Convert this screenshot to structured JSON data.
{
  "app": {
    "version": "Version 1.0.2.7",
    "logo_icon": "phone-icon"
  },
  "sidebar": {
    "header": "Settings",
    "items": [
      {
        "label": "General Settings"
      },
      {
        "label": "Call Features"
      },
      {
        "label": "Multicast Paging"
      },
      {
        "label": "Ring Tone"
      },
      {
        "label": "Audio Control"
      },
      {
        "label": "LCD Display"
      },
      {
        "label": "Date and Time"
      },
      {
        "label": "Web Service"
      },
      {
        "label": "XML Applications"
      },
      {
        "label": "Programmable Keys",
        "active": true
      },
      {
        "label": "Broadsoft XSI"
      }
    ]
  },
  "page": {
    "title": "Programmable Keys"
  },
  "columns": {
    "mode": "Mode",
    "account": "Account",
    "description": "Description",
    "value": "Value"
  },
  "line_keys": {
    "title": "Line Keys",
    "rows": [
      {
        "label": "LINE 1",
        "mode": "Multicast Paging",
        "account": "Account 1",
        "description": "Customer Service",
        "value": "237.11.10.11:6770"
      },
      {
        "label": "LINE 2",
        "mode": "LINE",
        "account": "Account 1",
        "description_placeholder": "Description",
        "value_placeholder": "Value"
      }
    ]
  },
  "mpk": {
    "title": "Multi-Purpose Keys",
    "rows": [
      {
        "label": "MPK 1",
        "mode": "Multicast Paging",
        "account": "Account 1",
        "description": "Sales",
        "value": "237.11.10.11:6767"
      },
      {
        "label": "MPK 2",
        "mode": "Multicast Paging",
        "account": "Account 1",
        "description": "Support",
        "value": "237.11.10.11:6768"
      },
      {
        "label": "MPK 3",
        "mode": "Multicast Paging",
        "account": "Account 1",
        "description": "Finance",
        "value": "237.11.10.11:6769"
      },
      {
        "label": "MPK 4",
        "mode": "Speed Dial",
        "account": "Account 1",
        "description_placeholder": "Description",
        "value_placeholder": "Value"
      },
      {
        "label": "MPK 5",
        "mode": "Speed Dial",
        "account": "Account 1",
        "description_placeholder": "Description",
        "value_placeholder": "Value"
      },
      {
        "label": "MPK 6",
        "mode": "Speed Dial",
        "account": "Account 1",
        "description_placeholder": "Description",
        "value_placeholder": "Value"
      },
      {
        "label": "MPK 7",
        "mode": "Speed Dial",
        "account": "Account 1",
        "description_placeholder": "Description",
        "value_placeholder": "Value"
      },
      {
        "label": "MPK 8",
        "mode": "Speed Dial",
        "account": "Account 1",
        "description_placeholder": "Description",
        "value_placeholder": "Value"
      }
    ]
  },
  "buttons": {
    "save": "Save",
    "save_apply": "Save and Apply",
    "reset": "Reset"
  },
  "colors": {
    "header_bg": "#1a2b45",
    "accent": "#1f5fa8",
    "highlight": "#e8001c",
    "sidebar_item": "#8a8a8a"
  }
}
★ ★ ★ ★ ★
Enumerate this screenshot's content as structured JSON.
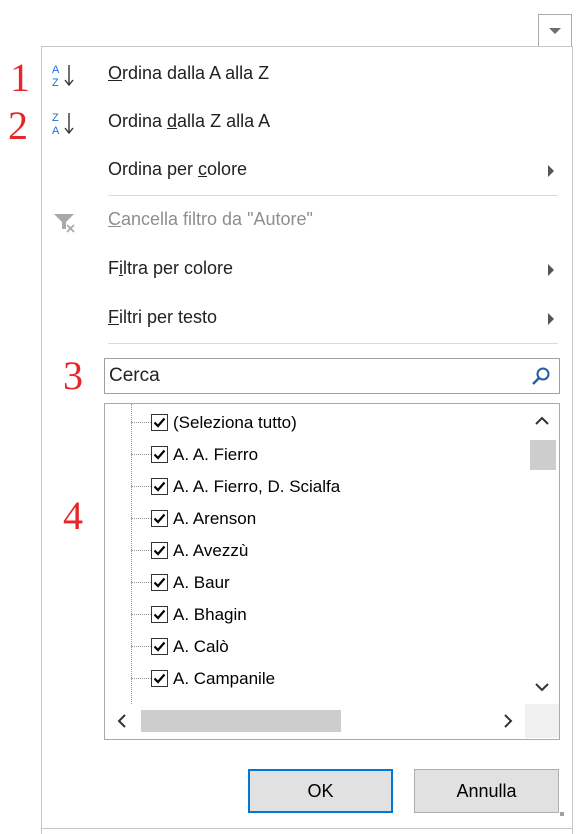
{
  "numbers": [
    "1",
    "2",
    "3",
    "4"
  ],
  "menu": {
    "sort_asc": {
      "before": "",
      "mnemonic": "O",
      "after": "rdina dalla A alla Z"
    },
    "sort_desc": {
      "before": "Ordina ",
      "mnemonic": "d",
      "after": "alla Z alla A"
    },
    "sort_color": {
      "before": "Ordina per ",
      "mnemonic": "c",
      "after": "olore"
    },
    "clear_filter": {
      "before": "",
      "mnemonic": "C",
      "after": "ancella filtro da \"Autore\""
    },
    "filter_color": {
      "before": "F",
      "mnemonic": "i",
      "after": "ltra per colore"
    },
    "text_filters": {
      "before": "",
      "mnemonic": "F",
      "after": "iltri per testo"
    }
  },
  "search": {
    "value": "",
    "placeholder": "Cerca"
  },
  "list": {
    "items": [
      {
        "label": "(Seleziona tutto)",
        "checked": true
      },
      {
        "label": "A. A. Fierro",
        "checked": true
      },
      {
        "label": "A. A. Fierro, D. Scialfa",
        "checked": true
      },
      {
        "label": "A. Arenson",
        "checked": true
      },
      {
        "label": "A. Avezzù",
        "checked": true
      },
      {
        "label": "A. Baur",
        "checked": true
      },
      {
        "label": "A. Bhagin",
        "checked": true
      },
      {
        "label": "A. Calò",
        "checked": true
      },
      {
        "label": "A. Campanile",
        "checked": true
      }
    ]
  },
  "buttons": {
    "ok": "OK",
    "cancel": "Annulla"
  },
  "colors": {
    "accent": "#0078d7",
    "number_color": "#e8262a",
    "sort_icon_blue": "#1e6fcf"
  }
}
★ ★ ★ ★ ★
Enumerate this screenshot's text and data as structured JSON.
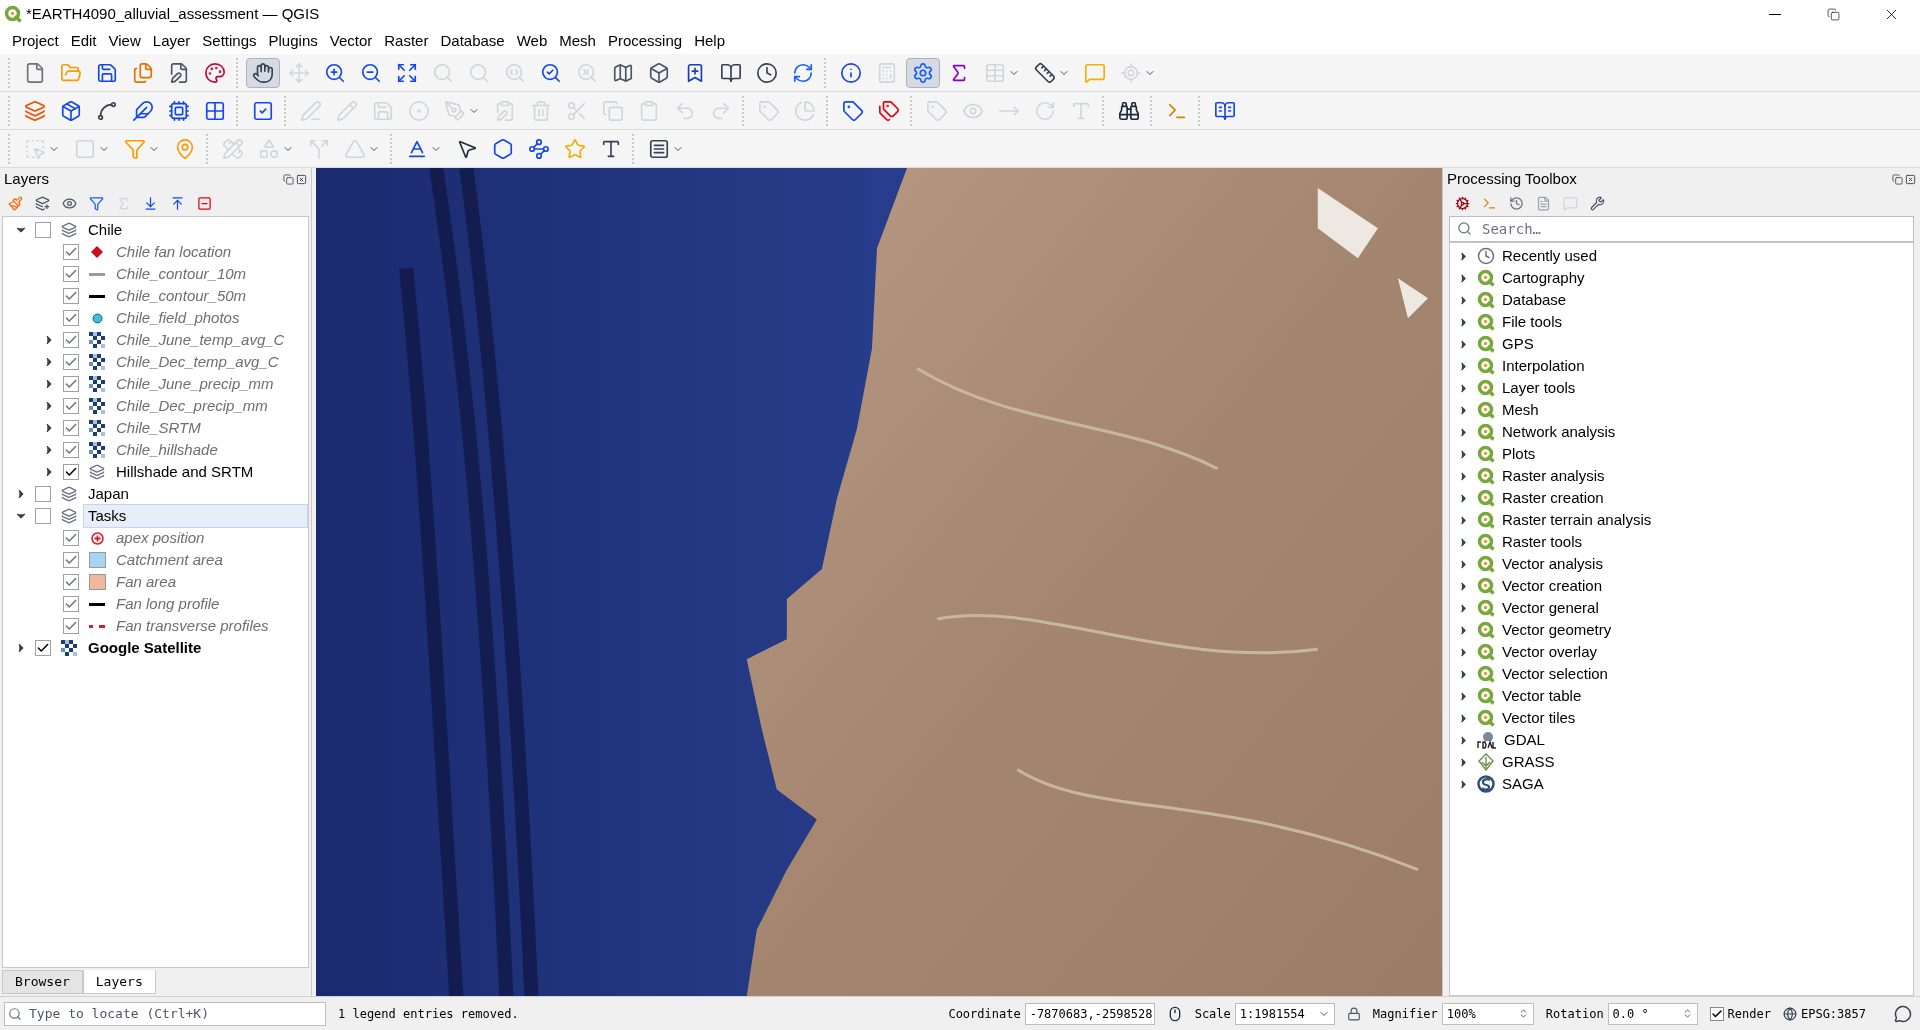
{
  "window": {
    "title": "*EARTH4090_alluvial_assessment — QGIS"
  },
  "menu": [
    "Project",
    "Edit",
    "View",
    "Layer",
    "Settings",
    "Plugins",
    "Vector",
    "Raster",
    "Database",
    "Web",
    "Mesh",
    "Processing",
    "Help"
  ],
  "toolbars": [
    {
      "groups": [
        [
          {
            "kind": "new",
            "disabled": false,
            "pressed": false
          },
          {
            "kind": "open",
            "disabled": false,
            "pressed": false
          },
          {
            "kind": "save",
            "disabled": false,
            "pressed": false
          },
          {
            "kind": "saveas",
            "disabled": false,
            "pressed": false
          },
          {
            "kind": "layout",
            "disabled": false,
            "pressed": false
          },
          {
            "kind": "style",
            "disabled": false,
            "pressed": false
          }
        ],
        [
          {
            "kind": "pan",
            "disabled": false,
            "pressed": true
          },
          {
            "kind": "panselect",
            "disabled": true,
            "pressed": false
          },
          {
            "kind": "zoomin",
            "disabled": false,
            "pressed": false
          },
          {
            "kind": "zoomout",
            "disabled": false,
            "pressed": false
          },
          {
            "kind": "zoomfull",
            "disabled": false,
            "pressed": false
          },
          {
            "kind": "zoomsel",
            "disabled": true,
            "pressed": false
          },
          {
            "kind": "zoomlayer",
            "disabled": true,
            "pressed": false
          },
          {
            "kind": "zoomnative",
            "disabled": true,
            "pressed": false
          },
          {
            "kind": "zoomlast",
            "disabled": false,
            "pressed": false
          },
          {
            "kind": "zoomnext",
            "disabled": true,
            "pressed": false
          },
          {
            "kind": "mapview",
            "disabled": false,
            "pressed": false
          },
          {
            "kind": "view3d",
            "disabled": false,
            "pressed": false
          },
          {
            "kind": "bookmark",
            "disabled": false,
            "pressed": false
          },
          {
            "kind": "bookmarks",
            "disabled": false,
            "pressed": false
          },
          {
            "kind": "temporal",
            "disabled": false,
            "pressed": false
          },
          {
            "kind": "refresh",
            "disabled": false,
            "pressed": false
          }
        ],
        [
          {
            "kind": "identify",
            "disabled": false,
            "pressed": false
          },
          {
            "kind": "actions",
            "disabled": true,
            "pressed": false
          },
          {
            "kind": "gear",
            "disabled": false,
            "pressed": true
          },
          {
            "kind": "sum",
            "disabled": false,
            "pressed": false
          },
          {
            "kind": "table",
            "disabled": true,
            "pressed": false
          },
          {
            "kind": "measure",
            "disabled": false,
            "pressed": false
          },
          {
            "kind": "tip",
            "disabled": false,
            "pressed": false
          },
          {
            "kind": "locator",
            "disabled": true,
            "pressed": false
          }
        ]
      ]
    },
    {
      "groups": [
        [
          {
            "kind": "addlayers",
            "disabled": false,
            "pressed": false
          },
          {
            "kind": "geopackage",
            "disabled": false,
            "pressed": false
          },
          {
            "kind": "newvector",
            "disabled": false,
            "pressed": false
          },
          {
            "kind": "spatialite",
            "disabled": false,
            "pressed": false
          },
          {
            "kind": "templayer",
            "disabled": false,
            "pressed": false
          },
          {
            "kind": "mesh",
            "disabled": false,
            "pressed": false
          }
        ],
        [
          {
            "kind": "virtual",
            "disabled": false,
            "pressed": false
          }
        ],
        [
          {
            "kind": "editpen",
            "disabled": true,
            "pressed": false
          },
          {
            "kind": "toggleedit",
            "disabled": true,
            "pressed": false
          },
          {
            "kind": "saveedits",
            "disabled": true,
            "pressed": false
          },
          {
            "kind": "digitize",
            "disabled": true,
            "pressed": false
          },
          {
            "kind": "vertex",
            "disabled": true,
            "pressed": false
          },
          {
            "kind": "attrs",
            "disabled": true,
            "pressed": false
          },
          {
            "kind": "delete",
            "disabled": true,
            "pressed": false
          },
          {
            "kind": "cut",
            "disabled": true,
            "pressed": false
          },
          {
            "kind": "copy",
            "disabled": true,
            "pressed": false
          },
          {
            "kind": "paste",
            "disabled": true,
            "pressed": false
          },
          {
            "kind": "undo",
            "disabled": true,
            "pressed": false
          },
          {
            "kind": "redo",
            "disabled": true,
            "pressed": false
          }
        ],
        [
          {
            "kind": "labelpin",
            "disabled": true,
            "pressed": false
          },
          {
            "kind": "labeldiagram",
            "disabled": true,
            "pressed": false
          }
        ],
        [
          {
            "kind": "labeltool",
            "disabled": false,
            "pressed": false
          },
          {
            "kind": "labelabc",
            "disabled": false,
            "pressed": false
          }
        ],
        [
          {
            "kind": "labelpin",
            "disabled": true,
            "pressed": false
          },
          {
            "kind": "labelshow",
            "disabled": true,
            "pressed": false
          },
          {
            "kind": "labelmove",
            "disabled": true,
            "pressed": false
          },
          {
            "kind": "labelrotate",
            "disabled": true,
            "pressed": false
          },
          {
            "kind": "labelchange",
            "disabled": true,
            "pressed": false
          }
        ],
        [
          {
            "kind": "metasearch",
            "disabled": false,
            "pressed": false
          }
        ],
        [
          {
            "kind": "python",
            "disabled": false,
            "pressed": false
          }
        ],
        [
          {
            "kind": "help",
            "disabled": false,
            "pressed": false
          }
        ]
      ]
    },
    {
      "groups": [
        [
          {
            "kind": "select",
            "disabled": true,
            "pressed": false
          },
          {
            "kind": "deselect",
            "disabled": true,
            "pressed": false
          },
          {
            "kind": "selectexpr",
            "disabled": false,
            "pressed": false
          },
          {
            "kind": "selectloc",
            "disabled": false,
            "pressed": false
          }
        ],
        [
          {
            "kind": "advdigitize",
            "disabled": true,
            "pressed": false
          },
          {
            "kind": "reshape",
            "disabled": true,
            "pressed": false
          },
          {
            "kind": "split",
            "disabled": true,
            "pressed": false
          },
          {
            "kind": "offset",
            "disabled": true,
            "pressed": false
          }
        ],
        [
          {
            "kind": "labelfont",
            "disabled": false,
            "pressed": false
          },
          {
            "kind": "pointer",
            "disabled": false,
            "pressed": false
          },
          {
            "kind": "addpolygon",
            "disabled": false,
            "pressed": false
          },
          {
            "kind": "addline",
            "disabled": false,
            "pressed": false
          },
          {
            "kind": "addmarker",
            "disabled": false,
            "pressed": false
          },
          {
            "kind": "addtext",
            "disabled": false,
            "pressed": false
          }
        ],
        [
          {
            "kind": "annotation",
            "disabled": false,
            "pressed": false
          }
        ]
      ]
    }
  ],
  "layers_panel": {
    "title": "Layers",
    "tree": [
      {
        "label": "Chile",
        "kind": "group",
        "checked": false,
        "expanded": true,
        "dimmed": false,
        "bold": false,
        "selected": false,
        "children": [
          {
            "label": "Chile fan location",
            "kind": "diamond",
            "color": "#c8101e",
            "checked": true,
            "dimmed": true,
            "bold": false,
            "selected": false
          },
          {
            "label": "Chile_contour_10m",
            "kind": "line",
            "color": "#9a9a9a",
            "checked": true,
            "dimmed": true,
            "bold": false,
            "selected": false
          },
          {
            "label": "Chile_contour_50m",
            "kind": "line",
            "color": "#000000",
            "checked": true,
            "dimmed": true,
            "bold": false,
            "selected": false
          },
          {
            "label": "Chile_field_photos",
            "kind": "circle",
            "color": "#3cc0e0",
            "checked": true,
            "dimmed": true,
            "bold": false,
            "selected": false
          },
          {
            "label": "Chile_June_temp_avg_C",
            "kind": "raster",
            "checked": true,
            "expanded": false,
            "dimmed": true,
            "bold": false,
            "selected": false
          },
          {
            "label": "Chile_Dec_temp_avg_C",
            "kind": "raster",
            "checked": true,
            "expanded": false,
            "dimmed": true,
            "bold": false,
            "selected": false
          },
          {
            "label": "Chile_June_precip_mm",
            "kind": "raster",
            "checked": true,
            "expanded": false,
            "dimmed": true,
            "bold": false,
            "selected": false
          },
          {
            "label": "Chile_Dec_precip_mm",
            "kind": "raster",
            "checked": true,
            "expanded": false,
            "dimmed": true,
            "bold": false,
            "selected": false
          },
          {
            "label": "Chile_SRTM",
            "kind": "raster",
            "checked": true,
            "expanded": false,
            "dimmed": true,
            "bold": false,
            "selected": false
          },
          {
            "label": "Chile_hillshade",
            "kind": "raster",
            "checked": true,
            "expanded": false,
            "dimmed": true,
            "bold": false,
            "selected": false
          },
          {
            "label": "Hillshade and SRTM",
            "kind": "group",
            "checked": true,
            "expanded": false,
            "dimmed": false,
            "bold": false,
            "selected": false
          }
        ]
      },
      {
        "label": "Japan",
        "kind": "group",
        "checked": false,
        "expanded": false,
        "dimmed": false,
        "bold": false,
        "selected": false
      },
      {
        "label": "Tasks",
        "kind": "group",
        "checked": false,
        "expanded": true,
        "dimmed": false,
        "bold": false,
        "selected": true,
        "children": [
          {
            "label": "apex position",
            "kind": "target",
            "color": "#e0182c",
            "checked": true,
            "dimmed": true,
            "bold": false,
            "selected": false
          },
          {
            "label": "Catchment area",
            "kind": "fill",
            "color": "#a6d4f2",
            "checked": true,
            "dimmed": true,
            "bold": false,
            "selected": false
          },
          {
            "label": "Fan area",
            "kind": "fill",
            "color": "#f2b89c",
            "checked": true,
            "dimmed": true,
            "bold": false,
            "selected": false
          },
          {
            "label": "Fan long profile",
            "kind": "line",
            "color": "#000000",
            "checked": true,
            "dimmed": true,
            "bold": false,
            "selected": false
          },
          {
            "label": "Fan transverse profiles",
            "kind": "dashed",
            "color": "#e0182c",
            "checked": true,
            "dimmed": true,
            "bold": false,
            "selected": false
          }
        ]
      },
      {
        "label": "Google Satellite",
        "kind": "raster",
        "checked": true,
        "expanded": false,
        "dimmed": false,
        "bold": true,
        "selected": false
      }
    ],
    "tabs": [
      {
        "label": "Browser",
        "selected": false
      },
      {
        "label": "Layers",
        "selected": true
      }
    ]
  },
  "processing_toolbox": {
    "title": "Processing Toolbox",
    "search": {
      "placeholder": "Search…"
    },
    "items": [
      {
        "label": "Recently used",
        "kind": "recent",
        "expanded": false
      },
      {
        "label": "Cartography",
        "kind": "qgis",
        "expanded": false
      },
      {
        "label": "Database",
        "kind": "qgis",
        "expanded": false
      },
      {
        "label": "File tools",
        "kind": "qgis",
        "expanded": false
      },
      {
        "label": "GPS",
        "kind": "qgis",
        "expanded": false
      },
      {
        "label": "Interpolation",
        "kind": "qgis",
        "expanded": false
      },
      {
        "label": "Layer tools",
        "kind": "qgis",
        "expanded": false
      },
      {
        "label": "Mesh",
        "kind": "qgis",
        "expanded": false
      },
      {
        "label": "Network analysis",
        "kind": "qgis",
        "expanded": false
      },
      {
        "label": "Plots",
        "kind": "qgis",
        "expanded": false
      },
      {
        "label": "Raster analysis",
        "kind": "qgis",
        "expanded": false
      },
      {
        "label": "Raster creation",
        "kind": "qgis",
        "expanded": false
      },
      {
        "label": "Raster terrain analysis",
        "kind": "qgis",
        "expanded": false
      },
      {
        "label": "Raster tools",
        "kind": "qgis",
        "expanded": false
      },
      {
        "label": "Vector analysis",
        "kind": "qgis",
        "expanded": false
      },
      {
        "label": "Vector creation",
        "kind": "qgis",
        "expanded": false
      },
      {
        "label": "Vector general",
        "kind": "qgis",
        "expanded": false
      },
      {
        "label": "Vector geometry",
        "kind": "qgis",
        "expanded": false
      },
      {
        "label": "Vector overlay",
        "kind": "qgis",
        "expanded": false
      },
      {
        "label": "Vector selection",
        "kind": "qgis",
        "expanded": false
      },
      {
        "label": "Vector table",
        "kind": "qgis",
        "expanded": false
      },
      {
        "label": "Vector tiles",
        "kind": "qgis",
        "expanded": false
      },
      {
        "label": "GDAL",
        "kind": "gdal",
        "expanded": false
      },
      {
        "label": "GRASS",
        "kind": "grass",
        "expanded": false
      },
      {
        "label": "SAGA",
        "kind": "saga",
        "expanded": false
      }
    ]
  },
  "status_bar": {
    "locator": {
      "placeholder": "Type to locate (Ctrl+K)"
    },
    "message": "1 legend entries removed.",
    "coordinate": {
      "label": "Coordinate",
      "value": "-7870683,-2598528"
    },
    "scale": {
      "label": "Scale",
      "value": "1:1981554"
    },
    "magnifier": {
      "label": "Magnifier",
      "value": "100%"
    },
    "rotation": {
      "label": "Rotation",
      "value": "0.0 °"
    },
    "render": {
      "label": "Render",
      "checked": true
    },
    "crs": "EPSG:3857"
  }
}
★ ★ ★ ★ ★
__Your instructions__:
Gather all lines from the listing above in which "Settings" occurs.

__Answer to the exercise__:
    "header": "Settings",
        "label": "General Settings"
    "Settings",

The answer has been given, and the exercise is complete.